* START Stored records *

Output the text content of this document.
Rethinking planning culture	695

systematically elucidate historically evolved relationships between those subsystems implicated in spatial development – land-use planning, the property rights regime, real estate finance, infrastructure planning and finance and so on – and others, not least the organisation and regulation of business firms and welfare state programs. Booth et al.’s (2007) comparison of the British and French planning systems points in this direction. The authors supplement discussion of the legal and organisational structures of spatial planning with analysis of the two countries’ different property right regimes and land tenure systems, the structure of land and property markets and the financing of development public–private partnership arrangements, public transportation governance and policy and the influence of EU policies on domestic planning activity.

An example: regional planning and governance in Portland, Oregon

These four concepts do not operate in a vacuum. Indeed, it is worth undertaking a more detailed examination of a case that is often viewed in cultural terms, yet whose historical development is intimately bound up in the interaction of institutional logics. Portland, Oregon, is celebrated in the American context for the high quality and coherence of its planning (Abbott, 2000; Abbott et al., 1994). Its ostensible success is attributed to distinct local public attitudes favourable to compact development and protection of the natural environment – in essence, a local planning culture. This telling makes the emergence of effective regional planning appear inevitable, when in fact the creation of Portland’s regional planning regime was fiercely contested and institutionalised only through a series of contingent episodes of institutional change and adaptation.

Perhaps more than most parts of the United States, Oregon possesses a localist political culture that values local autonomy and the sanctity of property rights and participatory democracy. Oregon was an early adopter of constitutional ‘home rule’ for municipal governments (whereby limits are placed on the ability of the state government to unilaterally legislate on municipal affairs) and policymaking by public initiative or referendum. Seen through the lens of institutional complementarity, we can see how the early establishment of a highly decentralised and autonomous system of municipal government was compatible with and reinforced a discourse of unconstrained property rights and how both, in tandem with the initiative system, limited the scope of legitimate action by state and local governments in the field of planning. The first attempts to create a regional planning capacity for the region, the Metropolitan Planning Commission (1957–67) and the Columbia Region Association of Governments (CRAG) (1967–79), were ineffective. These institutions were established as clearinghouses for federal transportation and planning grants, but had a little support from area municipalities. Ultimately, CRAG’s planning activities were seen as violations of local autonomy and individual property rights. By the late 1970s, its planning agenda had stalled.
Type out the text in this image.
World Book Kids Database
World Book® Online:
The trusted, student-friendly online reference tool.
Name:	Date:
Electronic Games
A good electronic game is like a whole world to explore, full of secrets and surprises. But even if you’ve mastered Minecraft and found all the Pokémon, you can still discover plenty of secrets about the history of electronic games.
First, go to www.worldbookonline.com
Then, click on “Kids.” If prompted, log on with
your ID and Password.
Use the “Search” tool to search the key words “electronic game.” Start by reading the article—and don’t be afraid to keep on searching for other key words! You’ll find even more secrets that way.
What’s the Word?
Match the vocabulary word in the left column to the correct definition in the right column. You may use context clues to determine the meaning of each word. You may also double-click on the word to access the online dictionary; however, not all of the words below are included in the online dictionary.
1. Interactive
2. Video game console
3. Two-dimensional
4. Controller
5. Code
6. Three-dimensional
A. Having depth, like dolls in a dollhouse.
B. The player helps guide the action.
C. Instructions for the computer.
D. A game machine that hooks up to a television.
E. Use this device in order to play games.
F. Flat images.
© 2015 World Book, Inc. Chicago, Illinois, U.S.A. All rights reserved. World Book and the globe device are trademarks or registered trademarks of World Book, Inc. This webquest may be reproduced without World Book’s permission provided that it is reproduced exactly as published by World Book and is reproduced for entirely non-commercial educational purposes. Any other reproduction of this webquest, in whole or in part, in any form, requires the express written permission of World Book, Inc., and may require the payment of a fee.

* END Stored records *
* START Stored records *

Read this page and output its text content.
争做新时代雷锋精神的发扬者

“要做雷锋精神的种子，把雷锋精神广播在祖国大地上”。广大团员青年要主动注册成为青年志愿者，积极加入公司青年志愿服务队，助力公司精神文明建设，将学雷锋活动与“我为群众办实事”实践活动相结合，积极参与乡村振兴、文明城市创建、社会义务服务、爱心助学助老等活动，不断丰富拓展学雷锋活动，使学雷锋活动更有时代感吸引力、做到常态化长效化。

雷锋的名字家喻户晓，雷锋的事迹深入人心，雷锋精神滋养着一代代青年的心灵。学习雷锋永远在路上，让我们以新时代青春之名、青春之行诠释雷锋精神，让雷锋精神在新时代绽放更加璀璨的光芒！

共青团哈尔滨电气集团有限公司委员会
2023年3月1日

* END Stored records *
* START Stored records *

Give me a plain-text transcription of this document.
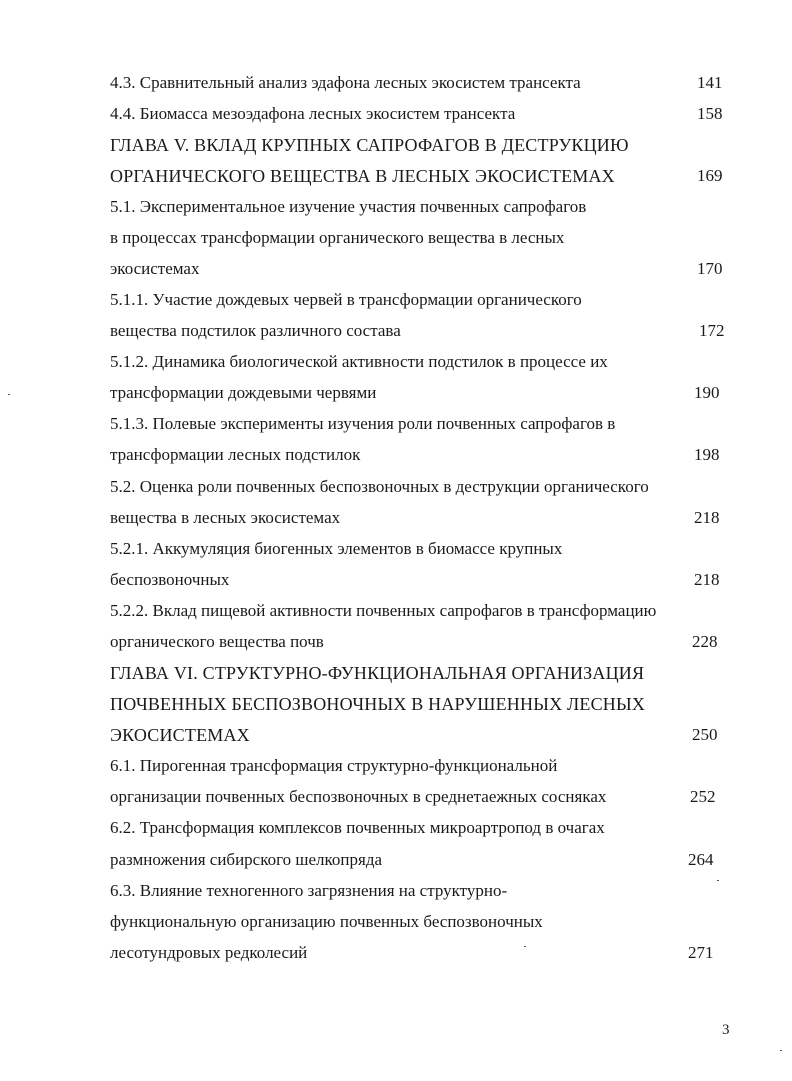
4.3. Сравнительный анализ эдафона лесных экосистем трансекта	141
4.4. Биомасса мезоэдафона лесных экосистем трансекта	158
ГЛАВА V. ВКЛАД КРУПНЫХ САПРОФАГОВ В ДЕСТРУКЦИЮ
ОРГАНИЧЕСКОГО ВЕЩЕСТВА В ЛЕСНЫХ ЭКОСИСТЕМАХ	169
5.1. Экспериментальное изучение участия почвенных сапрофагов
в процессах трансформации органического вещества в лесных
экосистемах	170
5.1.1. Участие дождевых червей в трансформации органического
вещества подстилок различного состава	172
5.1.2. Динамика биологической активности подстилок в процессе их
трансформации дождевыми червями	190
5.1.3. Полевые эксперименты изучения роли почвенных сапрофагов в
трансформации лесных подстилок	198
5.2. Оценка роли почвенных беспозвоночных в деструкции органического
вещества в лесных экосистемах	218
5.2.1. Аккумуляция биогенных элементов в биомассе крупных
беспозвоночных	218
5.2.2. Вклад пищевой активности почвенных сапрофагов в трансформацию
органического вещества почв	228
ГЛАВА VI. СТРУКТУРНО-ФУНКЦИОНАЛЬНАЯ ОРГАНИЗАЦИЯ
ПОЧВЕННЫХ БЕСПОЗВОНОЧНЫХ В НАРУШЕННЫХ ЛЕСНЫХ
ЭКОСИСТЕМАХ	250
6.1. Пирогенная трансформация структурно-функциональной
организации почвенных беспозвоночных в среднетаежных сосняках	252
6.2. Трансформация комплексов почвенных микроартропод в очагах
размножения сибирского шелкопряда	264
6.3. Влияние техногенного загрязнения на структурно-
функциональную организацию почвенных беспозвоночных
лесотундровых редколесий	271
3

* END Stored records *

Prompt: In the records above, how many lines include the string "ГЛАВА"? Answer with only the number.

Task solution: 2